## Selected excerpt
• • •
We will look at the steps required to design a DSM VLSI circuit and will use information describing these steps to understand the benefits of a flow in which these steps do not have to be taken when following the path of IP reuse.
Specification
At the specification level, the description what one "wants" may have
one of many possible formats depending on needs and preferences.
Although, the specification could start out with a human-language
description, it will generally be translated immediately into a more
precise formulation.
Coding Into High-Level Behavioral Language
Once the specification is clear and understood by everybody, the
"intent" needs to be translated into a format that is technically
doable. It needs to be coded. The desired description could be in a
high-level behavioral language (HDL), a flow diagram or a state
diagram, etc. If it is in Verilog or VHDL, cycle-to-cycle clock
activity will not be defined at this point because it is strictly
behavioral and contains no timing information. It also does have to be
a synthesizable subset of Verilog or VHDL but it should adhere strictly
to the IEEE standard.
• • •
## Data records
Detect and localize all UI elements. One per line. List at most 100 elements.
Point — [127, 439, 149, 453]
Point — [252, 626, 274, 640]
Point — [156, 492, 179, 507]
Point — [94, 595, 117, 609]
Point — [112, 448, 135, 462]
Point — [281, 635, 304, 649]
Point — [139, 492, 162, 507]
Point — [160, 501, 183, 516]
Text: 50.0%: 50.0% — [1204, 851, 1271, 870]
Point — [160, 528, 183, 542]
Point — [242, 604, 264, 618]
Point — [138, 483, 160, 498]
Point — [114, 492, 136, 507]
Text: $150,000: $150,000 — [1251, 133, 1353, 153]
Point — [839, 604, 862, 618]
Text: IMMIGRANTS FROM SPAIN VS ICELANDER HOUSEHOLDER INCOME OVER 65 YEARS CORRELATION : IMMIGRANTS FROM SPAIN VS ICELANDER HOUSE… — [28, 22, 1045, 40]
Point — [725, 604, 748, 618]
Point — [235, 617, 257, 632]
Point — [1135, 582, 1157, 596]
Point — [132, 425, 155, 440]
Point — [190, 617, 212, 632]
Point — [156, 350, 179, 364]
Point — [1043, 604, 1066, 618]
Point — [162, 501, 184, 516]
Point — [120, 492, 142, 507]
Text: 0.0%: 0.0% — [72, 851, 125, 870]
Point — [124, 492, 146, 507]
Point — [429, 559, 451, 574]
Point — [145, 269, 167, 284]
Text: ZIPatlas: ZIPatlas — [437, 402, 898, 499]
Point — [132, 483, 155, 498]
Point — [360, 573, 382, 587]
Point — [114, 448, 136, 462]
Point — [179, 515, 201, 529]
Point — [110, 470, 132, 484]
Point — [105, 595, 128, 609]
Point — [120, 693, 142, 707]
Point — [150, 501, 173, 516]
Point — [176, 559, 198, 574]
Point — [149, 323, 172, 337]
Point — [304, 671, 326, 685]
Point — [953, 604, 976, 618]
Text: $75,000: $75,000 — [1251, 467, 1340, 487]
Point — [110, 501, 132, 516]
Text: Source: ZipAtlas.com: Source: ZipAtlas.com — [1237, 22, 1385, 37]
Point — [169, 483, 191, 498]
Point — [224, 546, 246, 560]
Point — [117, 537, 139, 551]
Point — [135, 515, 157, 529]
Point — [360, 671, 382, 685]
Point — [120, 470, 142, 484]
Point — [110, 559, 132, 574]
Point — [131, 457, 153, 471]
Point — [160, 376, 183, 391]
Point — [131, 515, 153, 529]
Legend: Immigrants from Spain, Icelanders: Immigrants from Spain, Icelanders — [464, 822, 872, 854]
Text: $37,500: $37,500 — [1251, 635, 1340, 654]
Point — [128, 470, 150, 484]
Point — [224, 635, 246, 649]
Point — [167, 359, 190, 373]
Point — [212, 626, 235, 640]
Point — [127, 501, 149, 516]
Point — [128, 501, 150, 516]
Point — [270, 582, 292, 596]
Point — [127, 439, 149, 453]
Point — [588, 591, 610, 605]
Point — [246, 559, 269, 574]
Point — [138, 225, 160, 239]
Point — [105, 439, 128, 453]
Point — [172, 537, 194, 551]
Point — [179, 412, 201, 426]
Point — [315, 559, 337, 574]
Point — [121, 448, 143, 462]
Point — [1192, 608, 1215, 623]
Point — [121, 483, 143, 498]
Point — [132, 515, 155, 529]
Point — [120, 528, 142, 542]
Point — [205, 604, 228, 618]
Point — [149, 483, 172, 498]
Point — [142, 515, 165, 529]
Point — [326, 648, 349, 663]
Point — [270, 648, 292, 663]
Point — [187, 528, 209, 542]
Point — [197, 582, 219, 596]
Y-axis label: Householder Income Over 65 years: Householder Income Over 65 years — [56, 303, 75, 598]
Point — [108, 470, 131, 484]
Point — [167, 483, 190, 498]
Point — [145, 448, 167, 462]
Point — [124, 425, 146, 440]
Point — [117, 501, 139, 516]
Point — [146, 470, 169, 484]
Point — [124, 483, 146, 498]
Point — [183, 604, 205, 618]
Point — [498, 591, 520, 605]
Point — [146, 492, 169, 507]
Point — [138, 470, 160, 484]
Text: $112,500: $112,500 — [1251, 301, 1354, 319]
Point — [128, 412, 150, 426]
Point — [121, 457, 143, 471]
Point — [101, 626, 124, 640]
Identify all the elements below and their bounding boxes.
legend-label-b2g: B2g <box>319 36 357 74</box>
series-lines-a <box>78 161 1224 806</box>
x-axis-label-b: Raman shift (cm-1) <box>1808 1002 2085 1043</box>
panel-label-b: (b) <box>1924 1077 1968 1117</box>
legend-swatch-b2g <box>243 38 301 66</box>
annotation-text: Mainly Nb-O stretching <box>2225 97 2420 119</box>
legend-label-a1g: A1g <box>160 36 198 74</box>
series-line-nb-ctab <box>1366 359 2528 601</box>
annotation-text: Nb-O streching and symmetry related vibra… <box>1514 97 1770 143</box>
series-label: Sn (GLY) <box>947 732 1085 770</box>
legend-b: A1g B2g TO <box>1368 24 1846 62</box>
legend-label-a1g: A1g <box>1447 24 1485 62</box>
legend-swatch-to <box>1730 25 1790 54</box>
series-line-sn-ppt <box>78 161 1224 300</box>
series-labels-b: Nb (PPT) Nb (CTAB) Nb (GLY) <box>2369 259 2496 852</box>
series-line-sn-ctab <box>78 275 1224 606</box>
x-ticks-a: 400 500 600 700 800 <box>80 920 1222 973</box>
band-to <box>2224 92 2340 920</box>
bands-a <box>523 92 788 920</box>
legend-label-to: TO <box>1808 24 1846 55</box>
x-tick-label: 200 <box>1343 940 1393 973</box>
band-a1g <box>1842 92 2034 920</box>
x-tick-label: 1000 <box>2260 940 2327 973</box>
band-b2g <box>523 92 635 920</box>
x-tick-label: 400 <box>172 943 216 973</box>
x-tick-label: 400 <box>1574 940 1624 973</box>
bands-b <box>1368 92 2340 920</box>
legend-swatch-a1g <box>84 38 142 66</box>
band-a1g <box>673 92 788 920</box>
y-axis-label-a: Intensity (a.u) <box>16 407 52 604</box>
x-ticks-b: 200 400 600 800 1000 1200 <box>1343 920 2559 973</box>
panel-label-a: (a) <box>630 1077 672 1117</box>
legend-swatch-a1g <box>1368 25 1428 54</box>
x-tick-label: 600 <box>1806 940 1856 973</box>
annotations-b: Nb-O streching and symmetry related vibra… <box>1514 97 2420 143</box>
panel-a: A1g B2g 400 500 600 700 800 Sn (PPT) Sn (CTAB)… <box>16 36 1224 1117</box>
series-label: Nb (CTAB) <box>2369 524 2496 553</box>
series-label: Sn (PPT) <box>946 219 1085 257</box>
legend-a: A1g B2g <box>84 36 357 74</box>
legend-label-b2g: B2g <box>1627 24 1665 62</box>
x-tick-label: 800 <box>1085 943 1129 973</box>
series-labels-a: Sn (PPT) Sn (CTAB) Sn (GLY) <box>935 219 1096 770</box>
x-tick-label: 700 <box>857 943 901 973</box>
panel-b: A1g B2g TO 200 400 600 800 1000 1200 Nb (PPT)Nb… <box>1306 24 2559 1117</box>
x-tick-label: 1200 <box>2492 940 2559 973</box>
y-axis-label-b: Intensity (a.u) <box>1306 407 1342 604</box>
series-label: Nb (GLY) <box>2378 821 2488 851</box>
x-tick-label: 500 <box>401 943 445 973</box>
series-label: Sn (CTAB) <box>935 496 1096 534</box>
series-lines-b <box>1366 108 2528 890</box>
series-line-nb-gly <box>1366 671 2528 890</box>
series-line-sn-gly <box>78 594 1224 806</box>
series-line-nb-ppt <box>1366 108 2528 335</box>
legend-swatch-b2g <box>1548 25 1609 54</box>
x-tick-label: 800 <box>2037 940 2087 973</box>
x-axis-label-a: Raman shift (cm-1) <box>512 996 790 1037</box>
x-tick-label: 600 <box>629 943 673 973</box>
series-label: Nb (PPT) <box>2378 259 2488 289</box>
• • •
## Short problem
Carry on the passage about the steps for designing a DSM VLSI circuit, picking up after its final sentence.

## Task answer
If the specification is in HDL, a block diagram or a flow diagram,
the behavioral code can be machine-generated to VHDL or Verilog.
Because there is no link to any particular physical version, we still
have the freedom to generate various functionally equivalent
architectures. This is very efficient and extremely useful. However,
machine-generated code does not contain commenting lines and the
resulting code will be difficult to interpret. Since these days reuse
comes in the "flavor of the month", this may be a serious drawback
because it can make reuse, especially of archived code, difficult once
the original designers have left the company. The alternative to
machine-generated code is to generate the code "by hand". In the
interest of reuse, guidelines such as those suggested in the RMM [1]
should be followed.
Now, we may want to proceed with synthesis. If this is the case, the
language in which the desired design is coded must be described in
synthesizable subset of behavior-level VHDL or Verilog. However, there
is still no "attachment" to an actual physical implementation. It is a
behavioral description.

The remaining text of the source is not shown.